» **WRITTEN EXERCISE**
Gather all lines containing the string "Gudang" and copy them out.

(Stored data)

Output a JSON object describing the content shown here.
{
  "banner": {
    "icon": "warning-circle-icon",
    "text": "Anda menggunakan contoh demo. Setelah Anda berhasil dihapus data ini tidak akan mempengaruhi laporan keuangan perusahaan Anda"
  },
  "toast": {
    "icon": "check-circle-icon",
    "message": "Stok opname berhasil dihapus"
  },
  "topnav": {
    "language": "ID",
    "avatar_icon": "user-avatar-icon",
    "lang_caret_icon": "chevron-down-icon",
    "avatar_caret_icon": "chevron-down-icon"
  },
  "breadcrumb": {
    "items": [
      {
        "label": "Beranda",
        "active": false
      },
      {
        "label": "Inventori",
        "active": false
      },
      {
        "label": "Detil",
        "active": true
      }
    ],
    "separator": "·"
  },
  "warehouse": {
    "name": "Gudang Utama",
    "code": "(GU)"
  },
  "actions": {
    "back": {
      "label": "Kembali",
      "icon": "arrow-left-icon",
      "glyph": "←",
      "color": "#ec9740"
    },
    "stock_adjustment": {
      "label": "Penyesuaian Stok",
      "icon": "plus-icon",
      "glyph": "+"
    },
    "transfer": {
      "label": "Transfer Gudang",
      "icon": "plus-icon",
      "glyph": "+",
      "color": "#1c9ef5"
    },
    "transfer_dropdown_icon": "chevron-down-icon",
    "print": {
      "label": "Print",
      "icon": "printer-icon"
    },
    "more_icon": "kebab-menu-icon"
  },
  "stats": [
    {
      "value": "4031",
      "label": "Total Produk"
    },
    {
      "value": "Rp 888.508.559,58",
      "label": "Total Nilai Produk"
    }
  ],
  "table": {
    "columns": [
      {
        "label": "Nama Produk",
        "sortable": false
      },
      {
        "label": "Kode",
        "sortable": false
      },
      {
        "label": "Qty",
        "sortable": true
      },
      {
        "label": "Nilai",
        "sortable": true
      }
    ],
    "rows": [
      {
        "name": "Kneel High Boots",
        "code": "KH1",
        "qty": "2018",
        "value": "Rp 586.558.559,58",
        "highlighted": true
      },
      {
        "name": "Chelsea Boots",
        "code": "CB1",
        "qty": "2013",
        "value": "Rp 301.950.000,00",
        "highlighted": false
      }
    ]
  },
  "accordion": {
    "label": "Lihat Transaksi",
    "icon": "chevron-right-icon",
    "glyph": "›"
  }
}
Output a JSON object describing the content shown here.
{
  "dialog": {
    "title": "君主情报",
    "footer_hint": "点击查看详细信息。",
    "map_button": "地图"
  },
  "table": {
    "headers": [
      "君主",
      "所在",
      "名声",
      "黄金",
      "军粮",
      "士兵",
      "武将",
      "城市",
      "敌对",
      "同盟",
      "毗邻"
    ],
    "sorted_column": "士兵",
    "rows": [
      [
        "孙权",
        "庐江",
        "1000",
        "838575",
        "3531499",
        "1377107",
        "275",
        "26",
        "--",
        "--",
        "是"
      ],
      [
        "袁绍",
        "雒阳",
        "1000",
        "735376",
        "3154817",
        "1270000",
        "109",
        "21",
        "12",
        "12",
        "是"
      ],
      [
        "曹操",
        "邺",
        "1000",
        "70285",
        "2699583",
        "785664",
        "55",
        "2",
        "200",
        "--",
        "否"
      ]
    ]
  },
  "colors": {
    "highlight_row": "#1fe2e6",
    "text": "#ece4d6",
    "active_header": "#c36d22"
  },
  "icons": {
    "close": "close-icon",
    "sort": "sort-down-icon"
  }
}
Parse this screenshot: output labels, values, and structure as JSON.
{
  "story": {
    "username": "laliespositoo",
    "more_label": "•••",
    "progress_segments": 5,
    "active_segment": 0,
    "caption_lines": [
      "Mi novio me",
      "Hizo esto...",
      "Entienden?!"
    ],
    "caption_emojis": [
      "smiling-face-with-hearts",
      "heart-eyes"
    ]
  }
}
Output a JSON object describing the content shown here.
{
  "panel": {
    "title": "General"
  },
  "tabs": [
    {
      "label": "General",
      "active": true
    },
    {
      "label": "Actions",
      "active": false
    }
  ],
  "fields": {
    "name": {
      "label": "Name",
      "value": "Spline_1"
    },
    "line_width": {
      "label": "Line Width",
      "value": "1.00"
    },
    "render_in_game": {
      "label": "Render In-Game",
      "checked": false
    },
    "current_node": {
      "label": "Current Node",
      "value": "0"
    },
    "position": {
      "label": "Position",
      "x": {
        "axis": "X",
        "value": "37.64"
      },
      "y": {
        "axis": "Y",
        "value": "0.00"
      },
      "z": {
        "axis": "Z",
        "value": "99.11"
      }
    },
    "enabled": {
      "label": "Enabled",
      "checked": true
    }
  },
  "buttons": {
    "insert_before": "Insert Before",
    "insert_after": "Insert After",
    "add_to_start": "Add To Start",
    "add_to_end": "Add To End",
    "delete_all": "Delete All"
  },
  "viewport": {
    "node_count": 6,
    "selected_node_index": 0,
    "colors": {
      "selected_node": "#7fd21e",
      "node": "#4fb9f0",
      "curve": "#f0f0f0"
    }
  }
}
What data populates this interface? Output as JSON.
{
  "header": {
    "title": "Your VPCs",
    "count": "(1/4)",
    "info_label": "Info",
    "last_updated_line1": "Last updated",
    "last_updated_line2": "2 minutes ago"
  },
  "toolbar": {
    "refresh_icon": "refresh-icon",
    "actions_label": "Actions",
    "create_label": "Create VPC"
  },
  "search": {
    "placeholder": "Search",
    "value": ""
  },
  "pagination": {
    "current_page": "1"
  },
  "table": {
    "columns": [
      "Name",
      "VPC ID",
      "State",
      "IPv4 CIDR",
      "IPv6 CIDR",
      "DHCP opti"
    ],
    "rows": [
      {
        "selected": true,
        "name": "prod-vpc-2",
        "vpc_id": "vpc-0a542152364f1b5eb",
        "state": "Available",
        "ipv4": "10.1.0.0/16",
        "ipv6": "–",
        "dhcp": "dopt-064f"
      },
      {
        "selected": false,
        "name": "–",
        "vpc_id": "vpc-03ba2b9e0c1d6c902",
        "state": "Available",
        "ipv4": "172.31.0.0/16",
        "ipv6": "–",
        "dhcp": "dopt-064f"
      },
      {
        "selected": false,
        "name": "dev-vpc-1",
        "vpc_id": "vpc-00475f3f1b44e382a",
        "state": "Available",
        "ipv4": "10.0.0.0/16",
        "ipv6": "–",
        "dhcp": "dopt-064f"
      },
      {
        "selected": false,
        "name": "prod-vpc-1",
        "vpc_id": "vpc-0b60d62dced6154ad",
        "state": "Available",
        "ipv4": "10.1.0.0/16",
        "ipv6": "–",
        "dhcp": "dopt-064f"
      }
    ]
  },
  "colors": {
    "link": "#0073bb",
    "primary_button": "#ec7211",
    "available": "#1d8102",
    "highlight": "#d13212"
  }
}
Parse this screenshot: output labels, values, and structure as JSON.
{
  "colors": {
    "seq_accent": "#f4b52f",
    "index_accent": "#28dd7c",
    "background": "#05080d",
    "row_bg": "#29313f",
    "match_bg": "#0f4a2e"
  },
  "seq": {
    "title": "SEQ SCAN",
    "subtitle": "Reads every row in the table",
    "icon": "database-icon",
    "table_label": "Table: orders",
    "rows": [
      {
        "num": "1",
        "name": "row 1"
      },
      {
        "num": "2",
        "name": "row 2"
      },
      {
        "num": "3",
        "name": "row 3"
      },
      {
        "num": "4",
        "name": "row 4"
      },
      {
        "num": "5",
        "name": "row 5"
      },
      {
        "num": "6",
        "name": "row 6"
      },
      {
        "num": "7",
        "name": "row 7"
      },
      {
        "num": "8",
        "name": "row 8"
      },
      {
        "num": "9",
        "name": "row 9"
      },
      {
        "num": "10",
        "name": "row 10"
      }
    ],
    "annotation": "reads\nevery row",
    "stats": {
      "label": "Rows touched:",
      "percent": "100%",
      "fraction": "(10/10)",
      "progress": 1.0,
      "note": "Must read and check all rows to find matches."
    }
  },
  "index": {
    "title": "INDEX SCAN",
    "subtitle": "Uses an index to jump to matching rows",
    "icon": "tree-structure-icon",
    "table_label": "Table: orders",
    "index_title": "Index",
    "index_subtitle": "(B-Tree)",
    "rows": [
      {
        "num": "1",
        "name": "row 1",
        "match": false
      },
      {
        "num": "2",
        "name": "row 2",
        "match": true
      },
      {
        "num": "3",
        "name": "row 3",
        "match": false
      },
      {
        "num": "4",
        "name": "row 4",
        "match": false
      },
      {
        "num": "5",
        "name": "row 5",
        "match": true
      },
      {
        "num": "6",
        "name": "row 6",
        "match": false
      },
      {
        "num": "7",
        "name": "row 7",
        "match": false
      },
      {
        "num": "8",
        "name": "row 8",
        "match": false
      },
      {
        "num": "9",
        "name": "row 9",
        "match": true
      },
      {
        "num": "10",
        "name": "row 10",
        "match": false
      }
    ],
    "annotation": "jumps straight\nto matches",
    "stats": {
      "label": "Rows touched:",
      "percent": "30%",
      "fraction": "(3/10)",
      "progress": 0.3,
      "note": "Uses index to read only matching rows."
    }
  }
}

» **FINAL ANSWER**
    "name": "Gudang Utama",
      "label": "Transfer Gudang",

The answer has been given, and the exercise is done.